## TUGAS 1
Tentukan apakah pernyataan (a), (b), dan (c) sesuai dengan teks tentang qasam di bawah. Jawab masing-masing dengan ya atau tidak, lalu kutip kata-kata penentunya dari teks tanpa diubah.

(a) Ungkapan untuk lawan bicara yang berhati kosong tidak perlu memakai penguat.
(b) Setiap pernyataan memerlukan qasam.
(c) Perkataan untuk orang yang ragu-ragu terhadap kebenaran yang disampaikan kepadanya dinamakan inkari.
## TUGAS 2
Sebutkan semua tokoh yang namanya disebut dalam teks tentang qasam di bawah.

## SUMBER
Adakala lawan bicara (mukhatab) seorang yang berhati kosong (khaliyuz zihni) sama sekali tidak mempunyai persepsi akan pernyataan hukum yang diterangkan kepadanya, maka ungkapan yang terpakai untuk mereka tidak perlu memakai penguat. Hal ini disebut dengan ibtida’i. Selanjutnya seseorang yang didakwahi di mana mereka ragu-ragu tentang kebenaran yang disampaikan kepadanya, maka perkataan untuk orang semacam ini sebaiknya diperkuat dengan suatu penguat untuk menghilangkan keraguannya. Hal ini disebut dengan talabi. Selanjutnya boleh jadi mereka ingkar terhadap kebenaran yang diberikan kepadanya,  maka pembicaraan untuk orang yang seperti ini harus disertai  dengan penguat sesuai dengan kadar keengkarannya. Perkataan itu dinamakan dengan inkari.

Qasam merupakan salah satu penguat perkataan untuk memantapkan dan memperkuat kebenaran sesuatu di dalam jiwa seseorang. Sebagaimana yang telah diuraikan di atas, bahwa al-Qur’an diturunkan untuk seluruh manusia. Dalam rangka menerimanya apalagi al-Qur’an ketika dianggap sesuatu yang aneh  bagi manusia, maka mereka menerimanya dengan cara yang bermacam-macam pula, yaitu ada yang menerima, ada yang ragu-ragu dan ada pula yang mengingakrinya. Berdasarkan unsur tersebut, maka Manna al-Qatthan mengemukakan betapa pentingnya al-Qur’an membubuhkan qasam di dalamnya dalam upaya menghilangkan keraguan, menguatkan khabar dan melenyapkan kesalah pahaman mereka terhadap sesuatu sebelumnya, bahkan akan menegakkan argumentasi dan menetapkan cara yang paling sempurna. Dalam hal ini Ibn Qayyim, sebagaimana dinukil oleh Muhammad Ibn ‘Alawi mengemukan bahwa qasam (sumpah) pada prinsipnya bertujuan untuk mentahqiq dan memperjelas khabar  yang diinformasikan kepada orang lain, sehingga mereka mudah menerima sesuai dengan kebiasaan yang berlaku dalam masyarakatnya. Hal ini bukan berarti bahwa setiap pernyataan memerlukan qasam, akan tetapi diperlukan bagi masyarakat tertentu, yaitu masyarakat yang kalau belum dengan kalimat sumpah, maka mereka tidak mau menerimanya.

## DAFTAR MATERI
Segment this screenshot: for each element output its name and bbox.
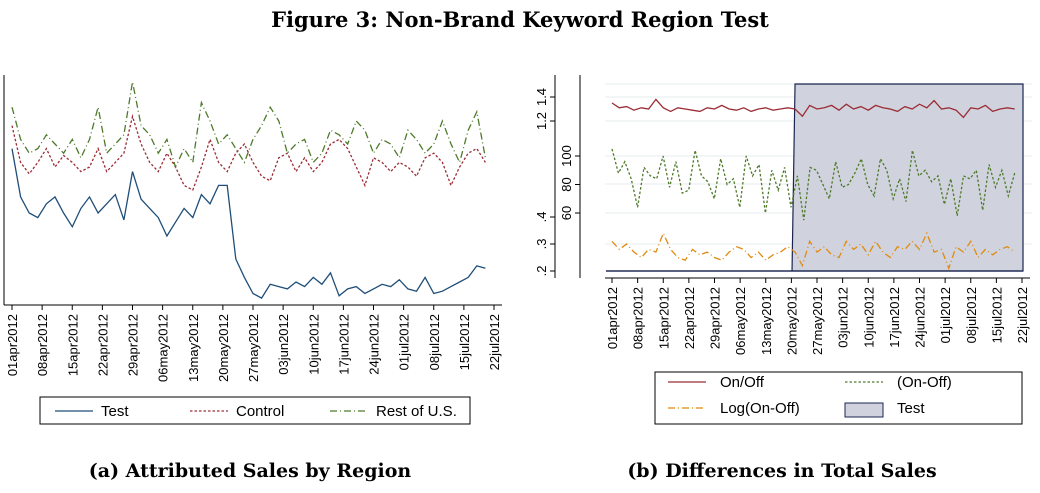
legend-label: Control <box>236 403 284 420</box>
x-tick-label: 22jul2012 <box>487 314 502 370</box>
x-tick-label: 24jun2012 <box>913 287 928 348</box>
y-tick-label: 1.2 <box>534 112 549 130</box>
x-tick-label: 01apr2012 <box>605 287 620 349</box>
x-tick-label: 06may2012 <box>733 287 748 355</box>
x-tick-label: 27may2012 <box>246 314 261 382</box>
series-line-on-off <box>611 98 1015 119</box>
x-tick-label: 08apr2012 <box>631 287 646 349</box>
x-tick-label: 06may2012 <box>156 314 171 382</box>
x-tick-label: 20may2012 <box>216 314 231 382</box>
x-tick-label: 01jul2012 <box>397 314 412 370</box>
legend-label: Log(On-Off) <box>720 400 800 417</box>
x-tick-label: 27may2012 <box>810 287 825 355</box>
x-tick-label: 22apr2012 <box>682 287 697 349</box>
legend-label: Rest of U.S. <box>376 403 457 420</box>
caption-b: (b) Differences in Total Sales <box>627 460 936 482</box>
x-tick-label: 17jun2012 <box>887 287 902 348</box>
legend-label: Test <box>897 400 925 417</box>
legend-key <box>844 402 884 418</box>
y-tick-label: .4 <box>534 212 549 223</box>
x-tick-label: 20may2012 <box>784 287 799 355</box>
x-tick-label: 13may2012 <box>186 314 201 382</box>
x-tick-label: 22jul2012 <box>1015 287 1030 343</box>
x-tick-label: 24jun2012 <box>367 314 382 375</box>
x-tick-label: 15apr2012 <box>65 314 80 376</box>
y-tick-label: 60 <box>559 206 574 220</box>
y-tick-label: 100 <box>559 145 574 167</box>
x-tick-label: 17jun2012 <box>336 314 351 375</box>
series-line-rest-of-u-s- <box>11 81 487 169</box>
x-tick-label: 01apr2012 <box>5 314 20 376</box>
x-tick-label: 15jul2012 <box>989 287 1004 343</box>
x-tick-label: 29apr2012 <box>126 314 141 376</box>
x-tick-label: 10jun2012 <box>861 287 876 348</box>
x-tick-label: 01jul2012 <box>938 287 953 343</box>
chart-b: 1.2 1.4 60 80 100 .2 .3 .4 01apr2012 08apr2012 15a… <box>534 75 1032 425</box>
y-tick-label: .2 <box>534 266 549 277</box>
legend-a <box>39 396 471 425</box>
x-tick-label: 03jun2012 <box>276 314 291 375</box>
x-tick-label: 10jun2012 <box>306 314 321 375</box>
x-tick-label: 08apr2012 <box>35 314 50 376</box>
x-tick-label: 15jul2012 <box>457 314 472 370</box>
y-tick-label: 80 <box>559 177 574 191</box>
y-tick-label: 1.4 <box>534 88 549 106</box>
figure-title: Figure 3: Non-Brand Keyword Region Test <box>271 7 769 32</box>
x-tick-label: 13may2012 <box>759 287 774 355</box>
caption-a: (a) Attributed Sales by Region <box>89 460 412 482</box>
legend-label: On/Off <box>720 374 765 391</box>
series-line-test <box>11 148 486 299</box>
x-tick-label: 22apr2012 <box>95 314 110 376</box>
x-tick-label: 03jun2012 <box>836 287 851 348</box>
x-tick-label: 08jul2012 <box>964 287 979 343</box>
y-tick-label: .3 <box>534 239 549 250</box>
x-tick-label: 08jul2012 <box>427 314 442 370</box>
x-tick-label: 29apr2012 <box>708 287 723 349</box>
legend-b <box>654 371 1023 425</box>
series-line-control <box>11 113 486 191</box>
legend-label: (On-Off) <box>897 374 952 391</box>
test-area <box>606 83 1024 272</box>
series-line-log-on-minus-off <box>611 231 1016 271</box>
chart-a: 01apr2012 08apr2012 15apr2012 22apr2012 29ap… <box>3 75 502 425</box>
legend-label: Test <box>101 403 129 420</box>
x-tick-label: 15apr2012 <box>656 287 671 349</box>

## JAWABAN TERTULIS 1
(a) Ya: "maka ungkapan yang terpakai untuk mereka tidak perlu memakai penguat"
(b) Tidak: "Hal ini bukan berarti bahwa setiap pernyataan memerlukan qasam"
(c) Tidak: "Hal ini disebut dengan talabi."

## JAWABAN TERTULIS 2
Manna al-Qatthan, Ibn Qayyim, Muhammad Ibn ‘Alawi